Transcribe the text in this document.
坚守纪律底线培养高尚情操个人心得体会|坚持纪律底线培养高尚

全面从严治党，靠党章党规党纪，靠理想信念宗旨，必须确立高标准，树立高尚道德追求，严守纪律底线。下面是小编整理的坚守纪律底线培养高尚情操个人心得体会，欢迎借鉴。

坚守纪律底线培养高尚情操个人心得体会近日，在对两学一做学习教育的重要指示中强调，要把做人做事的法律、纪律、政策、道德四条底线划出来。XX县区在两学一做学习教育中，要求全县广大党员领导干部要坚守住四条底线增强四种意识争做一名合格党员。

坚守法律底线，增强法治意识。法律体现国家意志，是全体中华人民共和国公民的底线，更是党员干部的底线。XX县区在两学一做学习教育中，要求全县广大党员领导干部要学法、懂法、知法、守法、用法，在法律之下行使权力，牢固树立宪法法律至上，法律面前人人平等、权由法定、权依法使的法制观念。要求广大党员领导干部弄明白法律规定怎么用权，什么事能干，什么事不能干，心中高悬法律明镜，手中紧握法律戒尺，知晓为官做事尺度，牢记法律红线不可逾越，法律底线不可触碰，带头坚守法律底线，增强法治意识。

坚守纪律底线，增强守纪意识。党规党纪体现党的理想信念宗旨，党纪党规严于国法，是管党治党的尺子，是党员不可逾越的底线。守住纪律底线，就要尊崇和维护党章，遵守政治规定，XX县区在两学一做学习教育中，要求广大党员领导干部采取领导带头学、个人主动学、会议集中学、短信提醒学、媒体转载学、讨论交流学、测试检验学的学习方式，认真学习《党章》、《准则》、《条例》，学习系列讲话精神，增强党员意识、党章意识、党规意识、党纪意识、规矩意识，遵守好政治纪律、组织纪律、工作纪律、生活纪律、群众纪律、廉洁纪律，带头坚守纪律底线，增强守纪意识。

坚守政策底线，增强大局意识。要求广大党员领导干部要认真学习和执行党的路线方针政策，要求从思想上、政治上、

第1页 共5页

■ ■ ■

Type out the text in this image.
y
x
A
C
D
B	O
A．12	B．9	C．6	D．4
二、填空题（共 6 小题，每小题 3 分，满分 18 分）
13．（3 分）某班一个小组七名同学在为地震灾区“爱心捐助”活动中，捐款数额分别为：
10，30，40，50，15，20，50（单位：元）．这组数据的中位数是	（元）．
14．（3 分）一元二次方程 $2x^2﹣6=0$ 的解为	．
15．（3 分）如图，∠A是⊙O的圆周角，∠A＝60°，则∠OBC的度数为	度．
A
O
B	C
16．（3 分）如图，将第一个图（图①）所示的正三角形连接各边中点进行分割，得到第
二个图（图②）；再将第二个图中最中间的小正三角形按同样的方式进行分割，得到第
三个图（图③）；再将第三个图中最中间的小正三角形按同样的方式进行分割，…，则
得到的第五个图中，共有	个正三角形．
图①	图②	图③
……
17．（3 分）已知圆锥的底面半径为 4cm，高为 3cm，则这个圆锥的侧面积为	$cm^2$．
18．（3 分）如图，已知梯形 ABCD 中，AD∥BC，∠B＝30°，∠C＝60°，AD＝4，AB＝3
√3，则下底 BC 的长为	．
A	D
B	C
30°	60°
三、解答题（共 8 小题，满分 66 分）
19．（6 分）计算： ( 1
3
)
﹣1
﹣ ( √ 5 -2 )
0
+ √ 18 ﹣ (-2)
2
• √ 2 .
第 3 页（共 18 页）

■ ■ ■

Gather all lines with the string "text" from the data.

Transcribe the text in this document.
Type out the text in this image.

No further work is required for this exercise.